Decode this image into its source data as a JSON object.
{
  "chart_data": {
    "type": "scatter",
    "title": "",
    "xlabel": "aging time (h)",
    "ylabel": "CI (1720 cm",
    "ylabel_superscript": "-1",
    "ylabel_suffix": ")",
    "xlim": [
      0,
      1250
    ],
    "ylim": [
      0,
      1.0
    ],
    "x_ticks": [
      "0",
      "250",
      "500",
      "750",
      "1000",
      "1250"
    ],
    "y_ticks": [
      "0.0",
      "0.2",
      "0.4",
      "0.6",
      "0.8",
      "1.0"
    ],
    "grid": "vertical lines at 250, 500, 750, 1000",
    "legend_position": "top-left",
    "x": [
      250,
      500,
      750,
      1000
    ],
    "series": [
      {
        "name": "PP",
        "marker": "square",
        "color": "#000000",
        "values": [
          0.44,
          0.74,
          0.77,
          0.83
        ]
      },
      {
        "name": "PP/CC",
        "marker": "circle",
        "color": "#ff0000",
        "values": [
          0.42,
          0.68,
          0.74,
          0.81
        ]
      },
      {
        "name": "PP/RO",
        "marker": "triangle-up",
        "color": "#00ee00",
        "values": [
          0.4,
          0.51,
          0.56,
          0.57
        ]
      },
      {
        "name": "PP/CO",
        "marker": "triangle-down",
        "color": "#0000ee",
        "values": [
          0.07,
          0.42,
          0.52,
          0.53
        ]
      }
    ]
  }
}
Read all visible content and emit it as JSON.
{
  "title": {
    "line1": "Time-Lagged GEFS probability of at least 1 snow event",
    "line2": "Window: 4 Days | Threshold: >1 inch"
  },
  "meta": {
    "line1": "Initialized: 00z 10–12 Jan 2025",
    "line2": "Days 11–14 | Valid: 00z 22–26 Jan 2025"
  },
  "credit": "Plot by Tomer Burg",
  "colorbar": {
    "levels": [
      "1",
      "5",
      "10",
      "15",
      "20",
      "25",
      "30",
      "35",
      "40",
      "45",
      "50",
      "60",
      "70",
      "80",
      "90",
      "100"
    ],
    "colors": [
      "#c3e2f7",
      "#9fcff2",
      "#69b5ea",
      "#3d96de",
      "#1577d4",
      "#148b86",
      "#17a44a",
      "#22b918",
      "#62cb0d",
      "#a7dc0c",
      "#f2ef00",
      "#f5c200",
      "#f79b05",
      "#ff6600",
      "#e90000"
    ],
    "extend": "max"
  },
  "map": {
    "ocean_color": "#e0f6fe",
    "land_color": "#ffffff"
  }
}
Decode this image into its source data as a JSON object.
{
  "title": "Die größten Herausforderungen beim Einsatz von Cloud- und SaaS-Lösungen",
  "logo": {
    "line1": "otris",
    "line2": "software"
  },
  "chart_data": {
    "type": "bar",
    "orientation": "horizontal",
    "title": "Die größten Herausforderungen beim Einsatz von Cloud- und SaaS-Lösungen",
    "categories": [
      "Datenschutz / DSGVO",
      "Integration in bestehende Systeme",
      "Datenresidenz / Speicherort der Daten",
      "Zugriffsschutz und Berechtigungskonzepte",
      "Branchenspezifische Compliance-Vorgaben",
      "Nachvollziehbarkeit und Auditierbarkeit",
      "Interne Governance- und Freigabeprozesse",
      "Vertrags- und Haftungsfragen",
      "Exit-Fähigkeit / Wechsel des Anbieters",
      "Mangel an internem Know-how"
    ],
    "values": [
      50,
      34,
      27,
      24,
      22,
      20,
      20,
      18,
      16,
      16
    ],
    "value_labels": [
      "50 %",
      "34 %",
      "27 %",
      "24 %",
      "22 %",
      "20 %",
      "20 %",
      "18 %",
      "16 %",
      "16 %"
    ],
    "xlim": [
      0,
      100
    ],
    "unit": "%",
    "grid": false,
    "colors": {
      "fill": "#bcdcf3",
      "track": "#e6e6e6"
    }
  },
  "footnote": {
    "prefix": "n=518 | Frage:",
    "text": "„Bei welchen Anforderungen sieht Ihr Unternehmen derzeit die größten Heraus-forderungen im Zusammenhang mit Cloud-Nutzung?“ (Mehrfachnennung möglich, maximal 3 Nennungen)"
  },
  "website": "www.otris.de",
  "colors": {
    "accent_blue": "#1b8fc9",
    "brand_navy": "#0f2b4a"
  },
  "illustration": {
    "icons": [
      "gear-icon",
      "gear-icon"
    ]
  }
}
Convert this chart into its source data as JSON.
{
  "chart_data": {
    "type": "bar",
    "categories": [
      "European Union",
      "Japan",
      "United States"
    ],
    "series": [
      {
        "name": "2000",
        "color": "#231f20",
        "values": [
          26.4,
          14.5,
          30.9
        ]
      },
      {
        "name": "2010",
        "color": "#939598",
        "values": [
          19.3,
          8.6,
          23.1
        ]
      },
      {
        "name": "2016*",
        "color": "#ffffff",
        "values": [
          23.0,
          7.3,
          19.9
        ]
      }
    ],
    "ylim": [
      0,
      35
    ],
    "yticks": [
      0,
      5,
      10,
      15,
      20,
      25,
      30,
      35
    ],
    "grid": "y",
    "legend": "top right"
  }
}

* * *

YOUR INSTRUCTIONS.
Print all of the entries exactly as they are written.

THE SOLUTION.
Decode this image into its source data as a JSON object.
{
  "chart_data": {
    "type": "scatter",
    "title": "",
    "xlabel": "aging time (h)",
    "ylabel": "CI (1720 cm",
    "ylabel_superscript": "-1",
    "ylabel_suffix": ")",
    "xlim": [
      0,
      1250
    ],
    "ylim": [
      0,
      1.0
    ],
    "x_ticks": [
      "0",
      "250",
      "500",
      "750",
      "1000",
      "1250"
    ],
    "y_ticks": [
      "0.0",
      "0.2",
      "0.4",
      "0.6",
      "0.8",
      "1.0"
    ],
    "grid": "vertical lines at 250, 500, 750, 1000",
    "legend_position": "top-left",
    "x": [
      250,
      500,
      750,
      1000
    ],
    "series": [
      {
        "name": "PP",
        "marker": "square",
        "color": "#000000",
        "values": [
          0.44,
          0.74,
          0.77,
          0.83
        ]
      },
      {
        "name": "PP/CC",
        "marker": "circle",
        "color": "#ff0000",
        "values": [
          0.42,
          0.68,
          0.74,
          0.81
        ]
      },
      {
        "name": "PP/RO",
        "marker": "triangle-up",
        "color": "#00ee00",
        "values": [
          0.4,
          0.51,
          0.56,
          0.57
        ]
      },
      {
        "name": "PP/CO",
        "marker": "triangle-down",
        "color": "#0000ee",
        "values": [
          0.07,
          0.42,
          0.52,
          0.53
        ]
      }
    ]
  }
}
Read all visible content and emit it as JSON.
{
  "title": {
    "line1": "Time-Lagged GEFS probability of at least 1 snow event",
    "line2": "Window: 4 Days | Threshold: >1 inch"
  },
  "meta": {
    "line1": "Initialized: 00z 10–12 Jan 2025",
    "line2": "Days 11–14 | Valid: 00z 22–26 Jan 2025"
  },
  "credit": "Plot by Tomer Burg",
  "colorbar": {
    "levels": [
      "1",
      "5",
      "10",
      "15",
      "20",
      "25",
      "30",
      "35",
      "40",
      "45",
      "50",
      "60",
      "70",
      "80",
      "90",
      "100"
    ],
    "colors": [
      "#c3e2f7",
      "#9fcff2",
      "#69b5ea",
      "#3d96de",
      "#1577d4",
      "#148b86",
      "#17a44a",
      "#22b918",
      "#62cb0d",
      "#a7dc0c",
      "#f2ef00",
      "#f5c200",
      "#f79b05",
      "#ff6600",
      "#e90000"
    ],
    "extend": "max"
  },
  "map": {
    "ocean_color": "#e0f6fe",
    "land_color": "#ffffff"
  }
}
Decode this image into its source data as a JSON object.
{
  "title": "Die größten Herausforderungen beim Einsatz von Cloud- und SaaS-Lösungen",
  "logo": {
    "line1": "otris",
    "line2": "software"
  },
  "chart_data": {
    "type": "bar",
    "orientation": "horizontal",
    "title": "Die größten Herausforderungen beim Einsatz von Cloud- und SaaS-Lösungen",
    "categories": [
      "Datenschutz / DSGVO",
      "Integration in bestehende Systeme",
      "Datenresidenz / Speicherort der Daten",
      "Zugriffsschutz und Berechtigungskonzepte",
      "Branchenspezifische Compliance-Vorgaben",
      "Nachvollziehbarkeit und Auditierbarkeit",
      "Interne Governance- und Freigabeprozesse",
      "Vertrags- und Haftungsfragen",
      "Exit-Fähigkeit / Wechsel des Anbieters",
      "Mangel an internem Know-how"
    ],
    "values": [
      50,
      34,
      27,
      24,
      22,
      20,
      20,
      18,
      16,
      16
    ],
    "value_labels": [
      "50 %",
      "34 %",
      "27 %",
      "24 %",
      "22 %",
      "20 %",
      "20 %",
      "18 %",
      "16 %",
      "16 %"
    ],
    "xlim": [
      0,
      100
    ],
    "unit": "%",
    "grid": false,
    "colors": {
      "fill": "#bcdcf3",
      "track": "#e6e6e6"
    }
  },
  "footnote": {
    "prefix": "n=518 | Frage:",
    "text": "„Bei welchen Anforderungen sieht Ihr Unternehmen derzeit die größten Heraus-forderungen im Zusammenhang mit Cloud-Nutzung?“ (Mehrfachnennung möglich, maximal 3 Nennungen)"
  },
  "website": "www.otris.de",
  "colors": {
    "accent_blue": "#1b8fc9",
    "brand_navy": "#0f2b4a"
  },
  "illustration": {
    "icons": [
      "gear-icon",
      "gear-icon"
    ]
  }
}
Convert this chart into its source data as JSON.
{
  "chart_data": {
    "type": "bar",
    "categories": [
      "European Union",
      "Japan",
      "United States"
    ],
    "series": [
      {
        "name": "2000",
        "color": "#231f20",
        "values": [
          26.4,
          14.5,
          30.9
        ]
      },
      {
        "name": "2010",
        "color": "#939598",
        "values": [
          19.3,
          8.6,
          23.1
        ]
      },
      {
        "name": "2016*",
        "color": "#ffffff",
        "values": [
          23.0,
          7.3,
          19.9
        ]
      }
    ],
    "ylim": [
      0,
      35
    ],
    "yticks": [
      0,
      5,
      10,
      15,
      20,
      25,
      30,
      35
    ],
    "grid": "y",
    "legend": "top right"
  }
}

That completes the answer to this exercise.